#### Aim of the task:
Transcribe each of the records below exactly, excluding all pictures.

#### Supplied entries ####

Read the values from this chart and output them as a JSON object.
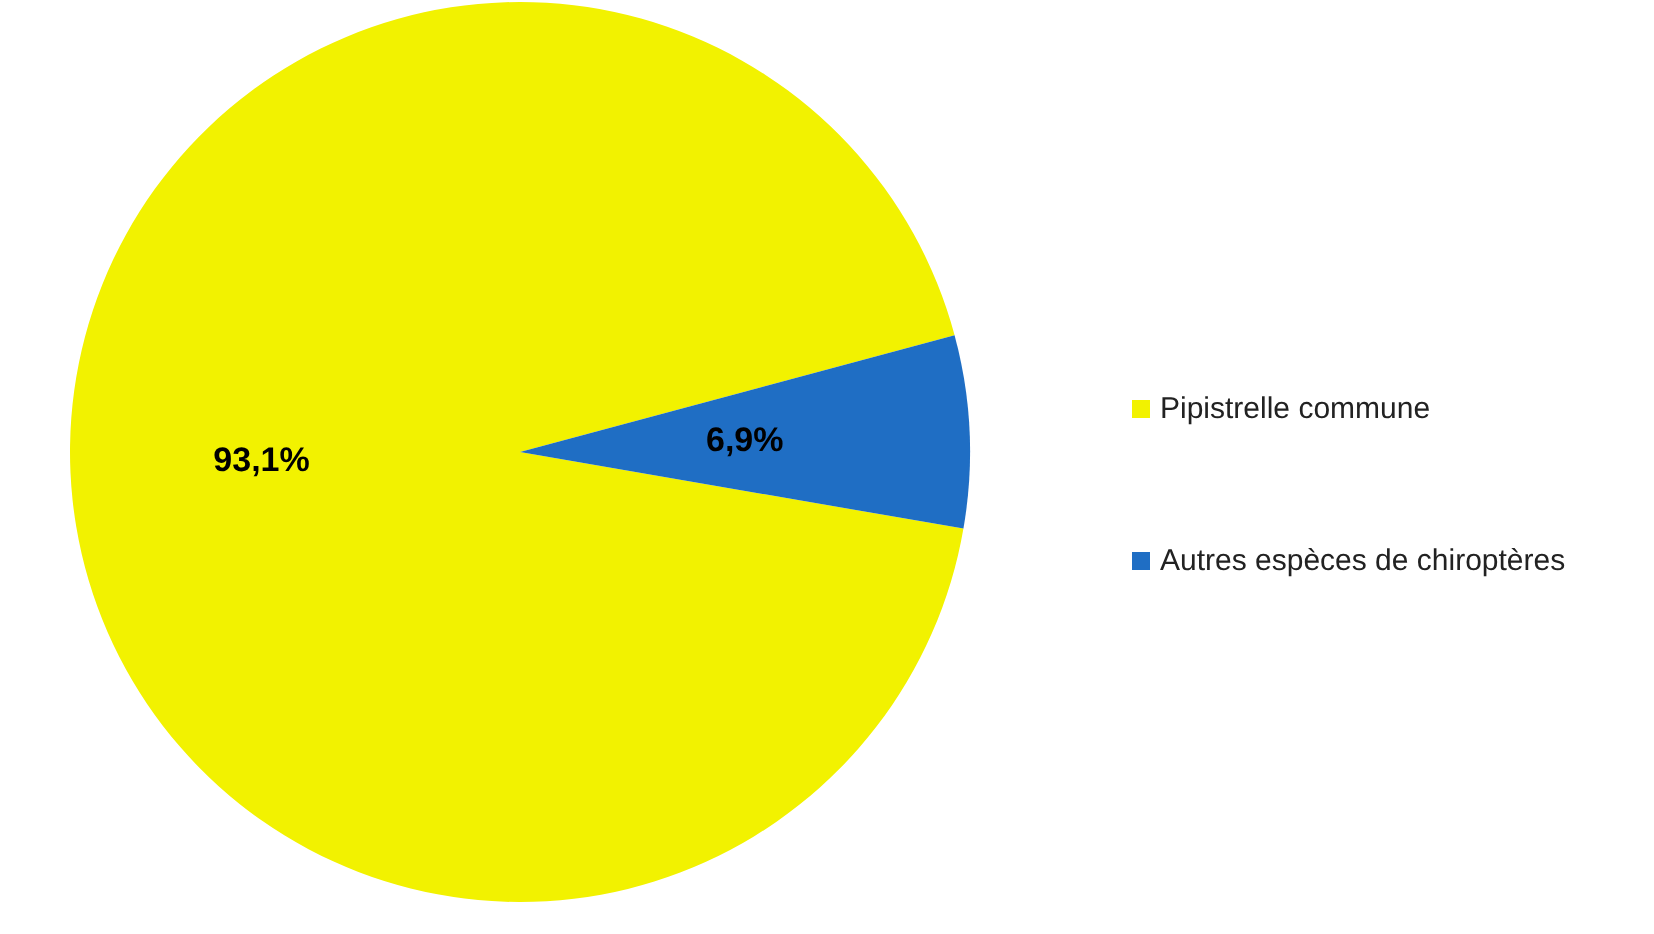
{
  "chart_data": {
    "type": "pie",
    "categories": [
      "Pipistrelle commune",
      "Autres espèces de chiroptères"
    ],
    "values": [
      93.1,
      6.9
    ],
    "colors": [
      "#f2f200",
      "#1f6ec4"
    ],
    "value_labels": [
      "93,1%",
      "6,9%"
    ],
    "legend": "right"
  }
}
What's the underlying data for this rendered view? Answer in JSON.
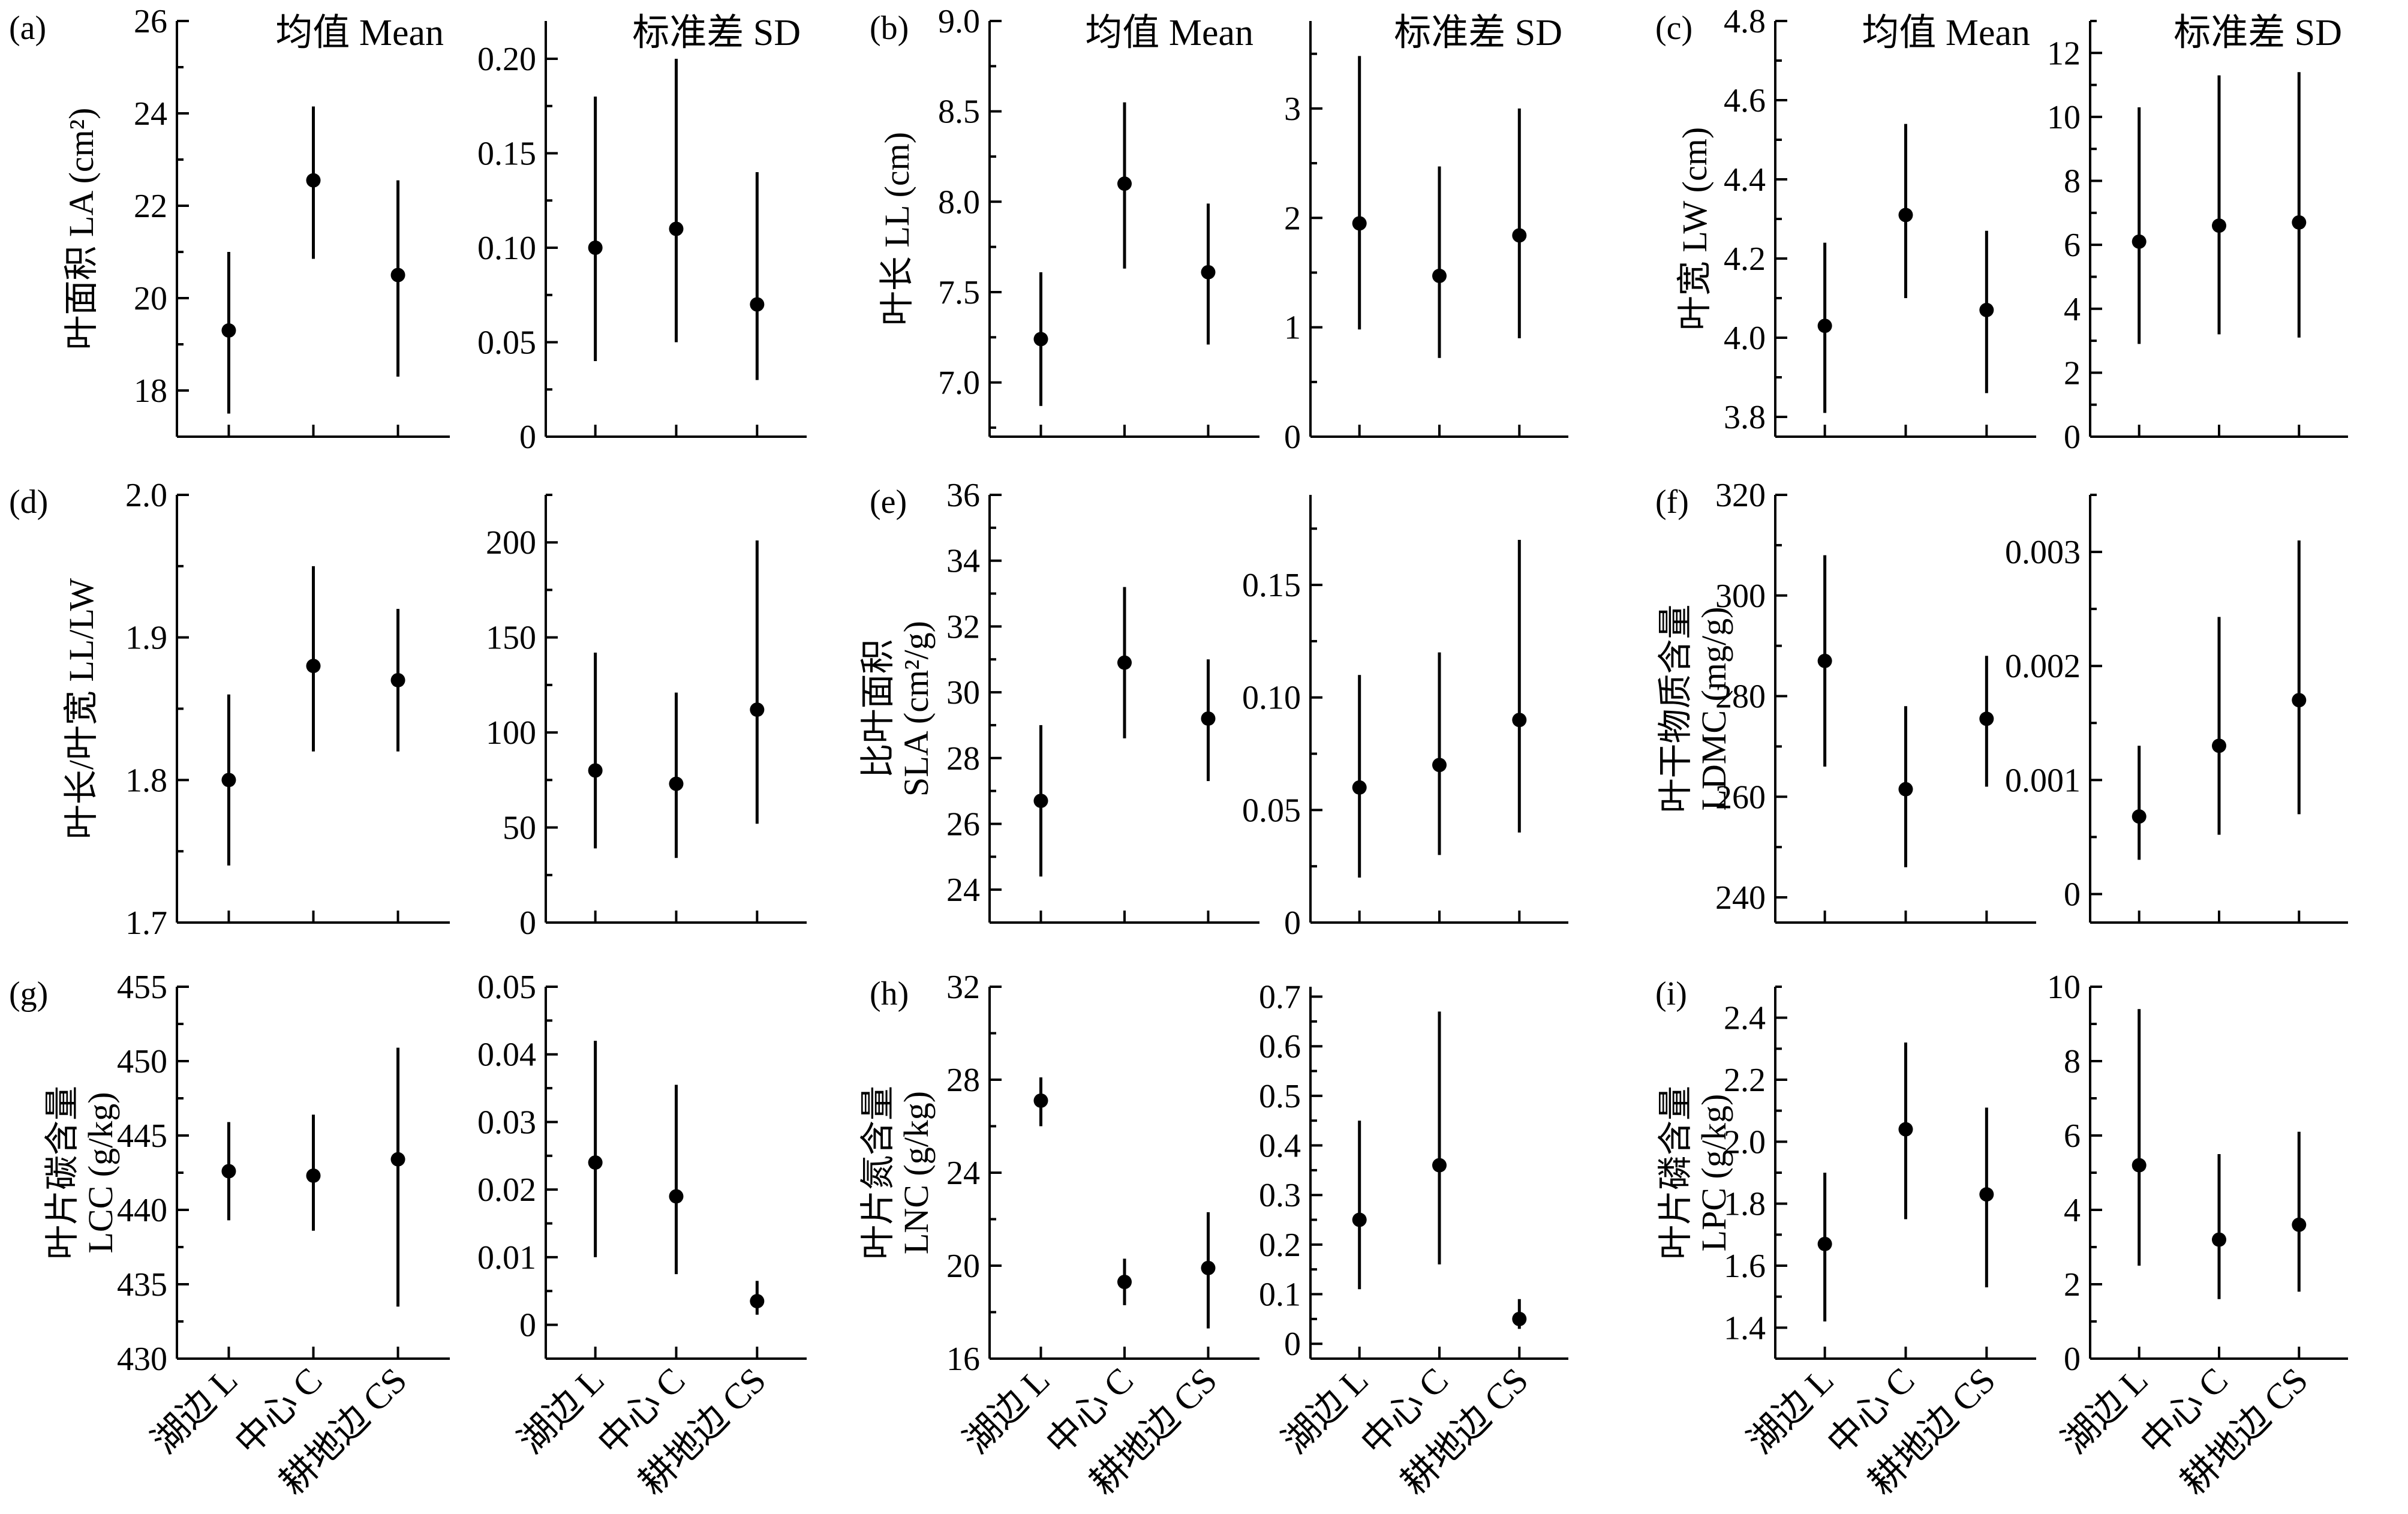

####

#### Full answer:
Read the values from this chart and output them as a JSON object.
{
  "chart_data": {
    "type": "pie",
    "categories": [
      "Pipistrelle commune",
      "Autres espèces de chiroptères"
    ],
    "values": [
      93.1,
      6.9
    ],
    "colors": [
      "#f2f200",
      "#1f6ec4"
    ],
    "value_labels": [
      "93,1%",
      "6,9%"
    ],
    "legend": "right"
  }
}
What's the underlying data for this rendered view? Answer in JSON.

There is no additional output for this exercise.